• TASK BRIEF
Extract each line containing the string "this".

————

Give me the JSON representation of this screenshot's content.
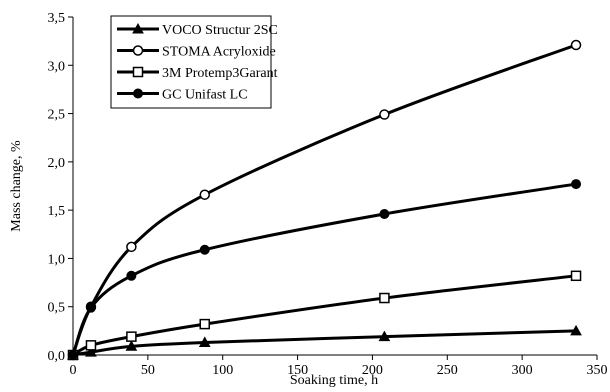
{
  "chart_data": {
    "type": "line",
    "xlabel": "Soaking time, h",
    "ylabel": "Mass change, %",
    "xlim": [
      0,
      350
    ],
    "ylim": [
      0,
      3.5
    ],
    "x_ticks": [
      0,
      50,
      100,
      150,
      200,
      250,
      300,
      350
    ],
    "y_ticks": [
      0,
      0.5,
      1.0,
      1.5,
      2.0,
      2.5,
      3.0,
      3.5
    ],
    "x_tick_labels": [
      "0",
      "50",
      "100",
      "150",
      "200",
      "250",
      "300",
      "350"
    ],
    "y_tick_labels": [
      "0,0",
      "0,5",
      "1,0",
      "1,5",
      "2,0",
      "2,5",
      "3,0",
      "3,5"
    ],
    "grid": false,
    "legend_position": "top-left",
    "x": [
      0,
      12,
      39,
      88,
      208,
      336
    ],
    "series": [
      {
        "name": "VOCO Structur 2SC",
        "marker": "triangle-filled",
        "values": [
          0,
          0.03,
          0.09,
          0.13,
          0.19,
          0.25
        ]
      },
      {
        "name": "STOMA Acryloxide",
        "marker": "circle-open",
        "values": [
          0,
          0.5,
          1.12,
          1.66,
          2.49,
          3.21
        ]
      },
      {
        "name": "3M Protemp3Garant",
        "marker": "square-open",
        "values": [
          0,
          0.1,
          0.19,
          0.32,
          0.59,
          0.82
        ]
      },
      {
        "name": "GC Unifast LC",
        "marker": "circle-filled",
        "values": [
          0,
          0.49,
          0.82,
          1.09,
          1.46,
          1.77
        ]
      }
    ]
  }
}
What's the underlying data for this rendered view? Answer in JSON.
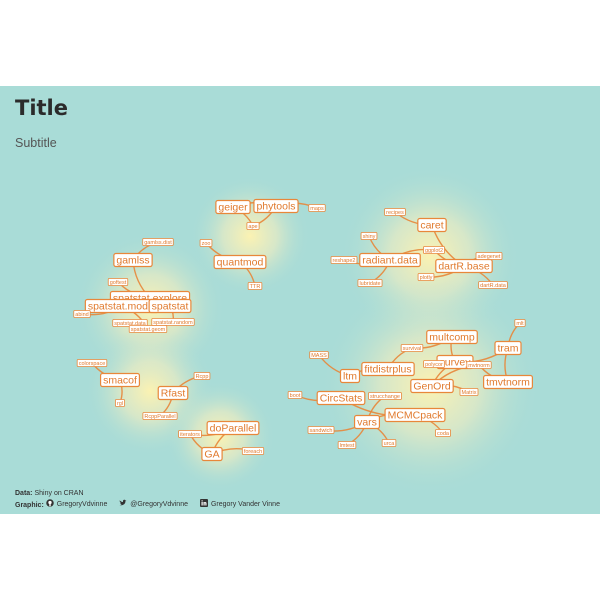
{
  "header": {
    "title": "Title",
    "subtitle": "Subtitle"
  },
  "caption": {
    "data_label": "Data:",
    "data_value": "Shiny",
    "data_suffix": "on CRAN",
    "graphic_label": "Graphic:",
    "github": "GregoryVdvinne",
    "twitter": "@GregoryVdvinne",
    "linkedin": "Gregory Vander Vinne",
    "icons": [
      "github-icon",
      "twitter-icon",
      "linkedin-icon"
    ]
  },
  "colors": {
    "background": "#a9dcd7",
    "accent": "#e8873a",
    "glow": "#fff3b0"
  },
  "graph": {
    "nodes": [
      {
        "id": "gamlss",
        "label": "gamlss",
        "size": "big"
      },
      {
        "id": "gamlss_dist",
        "label": "gamlss.dist",
        "size": "small"
      },
      {
        "id": "spatstat_explore",
        "label": "spatstat.explore",
        "size": "big"
      },
      {
        "id": "spatstat_model",
        "label": "spatstat.model",
        "size": "big"
      },
      {
        "id": "spatstat",
        "label": "spatstat",
        "size": "big"
      },
      {
        "id": "spatstat_data",
        "label": "spatstat.data",
        "size": "small"
      },
      {
        "id": "spatstat_random",
        "label": "spatstat.random",
        "size": "small"
      },
      {
        "id": "spatstat_geom",
        "label": "spatstat.geom",
        "size": "small"
      },
      {
        "id": "goftest",
        "label": "goftest",
        "size": "small"
      },
      {
        "id": "abind",
        "label": "abind",
        "size": "small"
      },
      {
        "id": "geiger",
        "label": "geiger",
        "size": "big"
      },
      {
        "id": "phytools",
        "label": "phytools",
        "size": "big"
      },
      {
        "id": "ape",
        "label": "ape",
        "size": "small"
      },
      {
        "id": "maps",
        "label": "maps",
        "size": "small"
      },
      {
        "id": "quantmod",
        "label": "quantmod",
        "size": "big"
      },
      {
        "id": "zoo",
        "label": "zoo",
        "size": "small"
      },
      {
        "id": "ttr",
        "label": "TTR",
        "size": "small"
      },
      {
        "id": "caret",
        "label": "caret",
        "size": "big"
      },
      {
        "id": "recipes",
        "label": "recipes",
        "size": "small"
      },
      {
        "id": "radiant_data",
        "label": "radiant.data",
        "size": "big"
      },
      {
        "id": "dartr_base",
        "label": "dartR.base",
        "size": "big"
      },
      {
        "id": "shiny",
        "label": "shiny",
        "size": "small"
      },
      {
        "id": "ggplot2",
        "label": "ggplot2",
        "size": "small"
      },
      {
        "id": "reshape2",
        "label": "reshape2",
        "size": "small"
      },
      {
        "id": "lubridate",
        "label": "lubridate",
        "size": "small"
      },
      {
        "id": "plotly",
        "label": "plotly",
        "size": "small"
      },
      {
        "id": "adegenet",
        "label": "adegenet",
        "size": "small"
      },
      {
        "id": "dartr_data",
        "label": "dartR.data",
        "size": "small"
      },
      {
        "id": "colorspace",
        "label": "colorspace",
        "size": "small"
      },
      {
        "id": "smacof",
        "label": "smacof",
        "size": "big"
      },
      {
        "id": "rgl",
        "label": "rgl",
        "size": "small"
      },
      {
        "id": "rfast",
        "label": "Rfast",
        "size": "big"
      },
      {
        "id": "rcpp",
        "label": "Rcpp",
        "size": "small"
      },
      {
        "id": "rcppparallel",
        "label": "RcppParallel",
        "size": "small"
      },
      {
        "id": "doparallel",
        "label": "doParallel",
        "size": "big"
      },
      {
        "id": "iterators",
        "label": "iterators",
        "size": "small"
      },
      {
        "id": "ga",
        "label": "GA",
        "size": "big"
      },
      {
        "id": "foreach",
        "label": "foreach",
        "size": "small"
      },
      {
        "id": "multcomp",
        "label": "multcomp",
        "size": "big"
      },
      {
        "id": "survey",
        "label": "survey",
        "size": "big"
      },
      {
        "id": "tram",
        "label": "tram",
        "size": "big"
      },
      {
        "id": "mlt",
        "label": "mlt",
        "size": "small"
      },
      {
        "id": "fitdistrplus",
        "label": "fitdistrplus",
        "size": "big"
      },
      {
        "id": "ltm",
        "label": "ltm",
        "size": "big"
      },
      {
        "id": "genord",
        "label": "GenOrd",
        "size": "big"
      },
      {
        "id": "tmvtnorm",
        "label": "tmvtnorm",
        "size": "big"
      },
      {
        "id": "circstats",
        "label": "CircStats",
        "size": "big"
      },
      {
        "id": "mcmcpack",
        "label": "MCMCpack",
        "size": "big"
      },
      {
        "id": "vars",
        "label": "vars",
        "size": "big"
      },
      {
        "id": "mass",
        "label": "MASS",
        "size": "small"
      },
      {
        "id": "survival",
        "label": "survival",
        "size": "small"
      },
      {
        "id": "mvtnorm",
        "label": "mvtnorm",
        "size": "small"
      },
      {
        "id": "boot",
        "label": "boot",
        "size": "small"
      },
      {
        "id": "sandwich",
        "label": "sandwich",
        "size": "small"
      },
      {
        "id": "coda",
        "label": "coda",
        "size": "small"
      },
      {
        "id": "lmtest",
        "label": "lmtest",
        "size": "small"
      },
      {
        "id": "urca",
        "label": "urca",
        "size": "small"
      },
      {
        "id": "strucchange",
        "label": "strucchange",
        "size": "small"
      },
      {
        "id": "matrix",
        "label": "Matrix",
        "size": "small"
      },
      {
        "id": "polycor",
        "label": "polycor",
        "size": "small"
      }
    ],
    "edges": [
      [
        "gamlss_dist",
        "gamlss"
      ],
      [
        "goftest",
        "spatstat_explore"
      ],
      [
        "gamlss",
        "spatstat_explore"
      ],
      [
        "spatstat_explore",
        "spatstat_model"
      ],
      [
        "spatstat_model",
        "spatstat"
      ],
      [
        "abind",
        "spatstat_model"
      ],
      [
        "spatstat_data",
        "spatstat_geom"
      ],
      [
        "spatstat_random",
        "spatstat"
      ],
      [
        "spatstat_geom",
        "spatstat_model"
      ],
      [
        "ape",
        "geiger"
      ],
      [
        "phytools",
        "geiger"
      ],
      [
        "maps",
        "phytools"
      ],
      [
        "ape",
        "phytools"
      ],
      [
        "zoo",
        "quantmod"
      ],
      [
        "ttr",
        "quantmod"
      ],
      [
        "recipes",
        "caret"
      ],
      [
        "caret",
        "dartr_base"
      ],
      [
        "shiny",
        "radiant_data"
      ],
      [
        "ggplot2",
        "radiant_data"
      ],
      [
        "reshape2",
        "radiant_data"
      ],
      [
        "lubridate",
        "radiant_data"
      ],
      [
        "plotly",
        "dartr_base"
      ],
      [
        "adegenet",
        "dartr_base"
      ],
      [
        "dartr_data",
        "dartr_base"
      ],
      [
        "ggplot2",
        "dartr_base"
      ],
      [
        "colorspace",
        "smacof"
      ],
      [
        "rgl",
        "smacof"
      ],
      [
        "rcpp",
        "rfast"
      ],
      [
        "rcppparallel",
        "rfast"
      ],
      [
        "iterators",
        "doparallel"
      ],
      [
        "doparallel",
        "ga"
      ],
      [
        "foreach",
        "ga"
      ],
      [
        "iterators",
        "ga"
      ],
      [
        "survival",
        "multcomp"
      ],
      [
        "multcomp",
        "survey"
      ],
      [
        "mlt",
        "tram"
      ],
      [
        "survey",
        "tram"
      ],
      [
        "survey",
        "genord"
      ],
      [
        "tram",
        "tmvtnorm"
      ],
      [
        "mvtnorm",
        "tmvtnorm"
      ],
      [
        "mass",
        "ltm"
      ],
      [
        "fitdistrplus",
        "ltm"
      ],
      [
        "survival",
        "fitdistrplus"
      ],
      [
        "boot",
        "circstats"
      ],
      [
        "circstats",
        "mcmcpack"
      ],
      [
        "mcmcpack",
        "vars"
      ],
      [
        "sandwich",
        "vars"
      ],
      [
        "coda",
        "mcmcpack"
      ],
      [
        "lmtest",
        "vars"
      ],
      [
        "urca",
        "vars"
      ],
      [
        "strucchange",
        "vars"
      ],
      [
        "matrix",
        "genord"
      ],
      [
        "polycor",
        "survey"
      ],
      [
        "mvtnorm",
        "genord"
      ]
    ]
  }
}
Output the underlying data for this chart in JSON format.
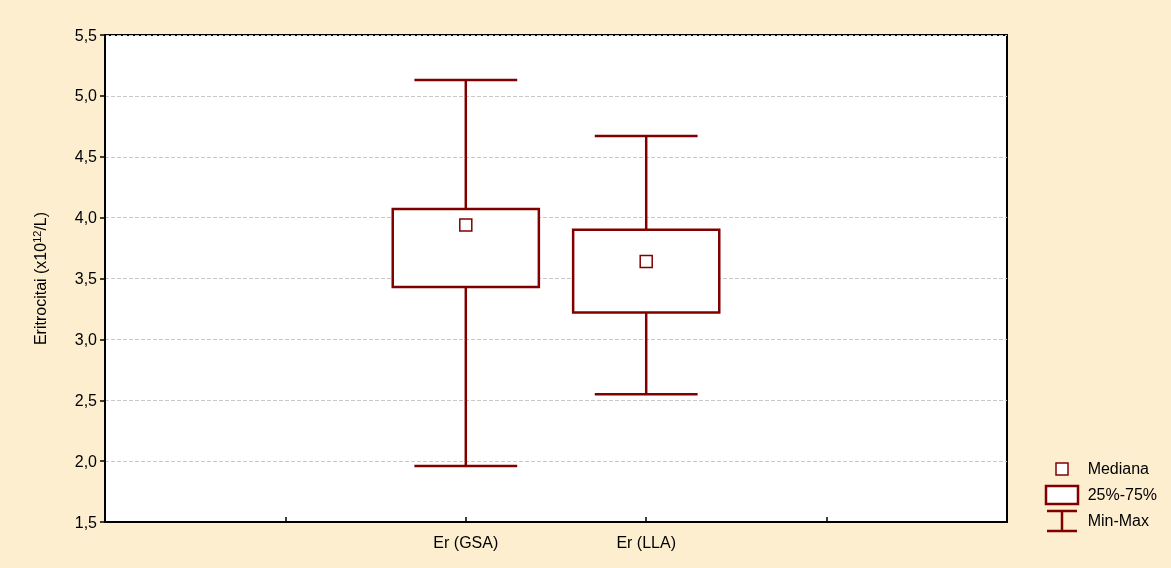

————

• RESPONSE TO THE EXERCISE
Give me the JSON representation of this screenshot's content.
What's the underlying data for this rendered view? Answer in JSON.
Output the underlying data for this chart in JSON format.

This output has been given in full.